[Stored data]
• • • • •

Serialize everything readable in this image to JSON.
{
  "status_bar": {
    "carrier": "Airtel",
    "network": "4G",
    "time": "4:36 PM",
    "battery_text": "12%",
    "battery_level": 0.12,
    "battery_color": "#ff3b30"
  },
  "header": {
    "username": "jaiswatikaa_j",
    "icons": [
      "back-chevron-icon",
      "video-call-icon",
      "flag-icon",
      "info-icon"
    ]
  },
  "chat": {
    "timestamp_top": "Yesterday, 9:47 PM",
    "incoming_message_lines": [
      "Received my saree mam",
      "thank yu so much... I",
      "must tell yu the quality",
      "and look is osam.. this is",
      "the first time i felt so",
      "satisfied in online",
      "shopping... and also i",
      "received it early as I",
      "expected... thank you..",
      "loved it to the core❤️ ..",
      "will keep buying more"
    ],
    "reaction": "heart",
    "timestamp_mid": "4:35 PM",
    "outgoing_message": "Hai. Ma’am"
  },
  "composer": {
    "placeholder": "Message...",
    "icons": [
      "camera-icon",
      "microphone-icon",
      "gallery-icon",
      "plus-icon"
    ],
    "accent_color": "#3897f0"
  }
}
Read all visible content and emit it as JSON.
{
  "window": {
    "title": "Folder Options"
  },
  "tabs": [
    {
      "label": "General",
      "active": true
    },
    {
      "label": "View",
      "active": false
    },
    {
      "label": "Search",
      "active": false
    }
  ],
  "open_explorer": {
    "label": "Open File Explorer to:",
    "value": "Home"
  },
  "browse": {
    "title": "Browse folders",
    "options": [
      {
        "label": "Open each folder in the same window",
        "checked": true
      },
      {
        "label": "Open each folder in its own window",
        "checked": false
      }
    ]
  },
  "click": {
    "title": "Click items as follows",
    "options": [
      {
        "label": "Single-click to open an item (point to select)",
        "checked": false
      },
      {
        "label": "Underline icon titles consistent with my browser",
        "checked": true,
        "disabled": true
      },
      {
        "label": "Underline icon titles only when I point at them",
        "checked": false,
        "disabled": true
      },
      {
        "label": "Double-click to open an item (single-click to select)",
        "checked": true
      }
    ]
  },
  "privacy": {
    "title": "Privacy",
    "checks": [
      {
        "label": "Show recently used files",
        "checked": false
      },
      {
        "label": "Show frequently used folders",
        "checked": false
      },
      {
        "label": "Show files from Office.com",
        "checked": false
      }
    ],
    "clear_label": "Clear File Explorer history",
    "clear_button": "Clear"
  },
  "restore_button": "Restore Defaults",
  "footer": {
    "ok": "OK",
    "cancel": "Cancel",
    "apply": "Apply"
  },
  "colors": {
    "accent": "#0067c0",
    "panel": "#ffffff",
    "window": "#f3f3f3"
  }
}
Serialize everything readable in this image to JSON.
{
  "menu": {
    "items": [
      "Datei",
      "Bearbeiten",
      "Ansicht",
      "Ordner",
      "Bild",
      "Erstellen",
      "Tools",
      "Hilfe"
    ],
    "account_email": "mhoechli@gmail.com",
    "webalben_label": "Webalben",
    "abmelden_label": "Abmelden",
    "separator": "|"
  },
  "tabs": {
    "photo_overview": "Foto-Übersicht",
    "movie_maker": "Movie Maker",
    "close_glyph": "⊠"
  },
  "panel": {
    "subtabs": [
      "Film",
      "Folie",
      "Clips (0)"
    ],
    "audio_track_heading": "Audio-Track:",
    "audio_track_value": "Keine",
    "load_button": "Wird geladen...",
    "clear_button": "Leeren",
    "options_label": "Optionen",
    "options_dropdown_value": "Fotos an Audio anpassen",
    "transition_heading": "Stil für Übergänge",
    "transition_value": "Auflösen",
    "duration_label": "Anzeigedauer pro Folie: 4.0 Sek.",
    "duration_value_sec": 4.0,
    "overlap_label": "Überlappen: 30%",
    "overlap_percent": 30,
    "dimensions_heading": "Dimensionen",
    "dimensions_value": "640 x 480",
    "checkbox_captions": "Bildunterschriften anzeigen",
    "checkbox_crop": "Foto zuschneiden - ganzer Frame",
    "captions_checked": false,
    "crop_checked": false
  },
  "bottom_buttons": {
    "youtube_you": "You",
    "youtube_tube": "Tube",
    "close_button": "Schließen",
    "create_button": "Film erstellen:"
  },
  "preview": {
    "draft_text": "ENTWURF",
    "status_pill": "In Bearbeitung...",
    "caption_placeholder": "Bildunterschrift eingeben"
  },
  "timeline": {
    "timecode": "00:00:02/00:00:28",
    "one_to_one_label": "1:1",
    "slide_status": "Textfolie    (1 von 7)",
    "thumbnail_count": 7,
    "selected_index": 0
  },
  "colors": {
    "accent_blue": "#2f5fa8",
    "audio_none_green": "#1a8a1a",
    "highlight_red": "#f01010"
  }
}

• • • • •

- **Exercise aim**: Reproduce every line of the data verbatim.

- **Worked solution**:
Serialize everything readable in this image to JSON.
{
  "status_bar": {
    "carrier": "Airtel",
    "network": "4G",
    "time": "4:36 PM",
    "battery_text": "12%",
    "battery_level": 0.12,
    "battery_color": "#ff3b30"
  },
  "header": {
    "username": "jaiswatikaa_j",
    "icons": [
      "back-chevron-icon",
      "video-call-icon",
      "flag-icon",
      "info-icon"
    ]
  },
  "chat": {
    "timestamp_top": "Yesterday, 9:47 PM",
    "incoming_message_lines": [
      "Received my saree mam",
      "thank yu so much... I",
      "must tell yu the quality",
      "and look is osam.. this is",
      "the first time i felt so",
      "satisfied in online",
      "shopping... and also i",
      "received it early as I",
      "expected... thank you..",
      "loved it to the core❤️ ..",
      "will keep buying more"
    ],
    "reaction": "heart",
    "timestamp_mid": "4:35 PM",
    "outgoing_message": "Hai. Ma’am"
  },
  "composer": {
    "placeholder": "Message...",
    "icons": [
      "camera-icon",
      "microphone-icon",
      "gallery-icon",
      "plus-icon"
    ],
    "accent_color": "#3897f0"
  }
}
Read all visible content and emit it as JSON.
{
  "window": {
    "title": "Folder Options"
  },
  "tabs": [
    {
      "label": "General",
      "active": true
    },
    {
      "label": "View",
      "active": false
    },
    {
      "label": "Search",
      "active": false
    }
  ],
  "open_explorer": {
    "label": "Open File Explorer to:",
    "value": "Home"
  },
  "browse": {
    "title": "Browse folders",
    "options": [
      {
        "label": "Open each folder in the same window",
        "checked": true
      },
      {
        "label": "Open each folder in its own window",
        "checked": false
      }
    ]
  },
  "click": {
    "title": "Click items as follows",
    "options": [
      {
        "label": "Single-click to open an item (point to select)",
        "checked": false
      },
      {
        "label": "Underline icon titles consistent with my browser",
        "checked": true,
        "disabled": true
      },
      {
        "label": "Underline icon titles only when I point at them",
        "checked": false,
        "disabled": true
      },
      {
        "label": "Double-click to open an item (single-click to select)",
        "checked": true
      }
    ]
  },
  "privacy": {
    "title": "Privacy",
    "checks": [
      {
        "label": "Show recently used files",
        "checked": false
      },
      {
        "label": "Show frequently used folders",
        "checked": false
      },
      {
        "label": "Show files from Office.com",
        "checked": false
      }
    ],
    "clear_label": "Clear File Explorer history",
    "clear_button": "Clear"
  },
  "restore_button": "Restore Defaults",
  "footer": {
    "ok": "OK",
    "cancel": "Cancel",
    "apply": "Apply"
  },
  "colors": {
    "accent": "#0067c0",
    "panel": "#ffffff",
    "window": "#f3f3f3"
  }
}
Serialize everything readable in this image to JSON.
{
  "menu": {
    "items": [
      "Datei",
      "Bearbeiten",
      "Ansicht",
      "Ordner",
      "Bild",
      "Erstellen",
      "Tools",
      "Hilfe"
    ],
    "account_email": "mhoechli@gmail.com",
    "webalben_label": "Webalben",
    "abmelden_label": "Abmelden",
    "separator": "|"
  },
  "tabs": {
    "photo_overview": "Foto-Übersicht",
    "movie_maker": "Movie Maker",
    "close_glyph": "⊠"
  },
  "panel": {
    "subtabs": [
      "Film",
      "Folie",
      "Clips (0)"
    ],
    "audio_track_heading": "Audio-Track:",
    "audio_track_value": "Keine",
    "load_button": "Wird geladen...",
    "clear_button": "Leeren",
    "options_label": "Optionen",
    "options_dropdown_value": "Fotos an Audio anpassen",
    "transition_heading": "Stil für Übergänge",
    "transition_value": "Auflösen",
    "duration_label": "Anzeigedauer pro Folie: 4.0 Sek.",
    "duration_value_sec": 4.0,
    "overlap_label": "Überlappen: 30%",
    "overlap_percent": 30,
    "dimensions_heading": "Dimensionen",
    "dimensions_value": "640 x 480",
    "checkbox_captions": "Bildunterschriften anzeigen",
    "checkbox_crop": "Foto zuschneiden - ganzer Frame",
    "captions_checked": false,
    "crop_checked": false
  },
  "bottom_buttons": {
    "youtube_you": "You",
    "youtube_tube": "Tube",
    "close_button": "Schließen",
    "create_button": "Film erstellen:"
  },
  "preview": {
    "draft_text": "ENTWURF",
    "status_pill": "In Bearbeitung...",
    "caption_placeholder": "Bildunterschrift eingeben"
  },
  "timeline": {
    "timecode": "00:00:02/00:00:28",
    "one_to_one_label": "1:1",
    "slide_status": "Textfolie    (1 von 7)",
    "thumbnail_count": 7,
    "selected_index": 0
  },
  "colors": {
    "accent_blue": "#2f5fa8",
    "audio_none_green": "#1a8a1a",
    "highlight_red": "#f01010"
  }
}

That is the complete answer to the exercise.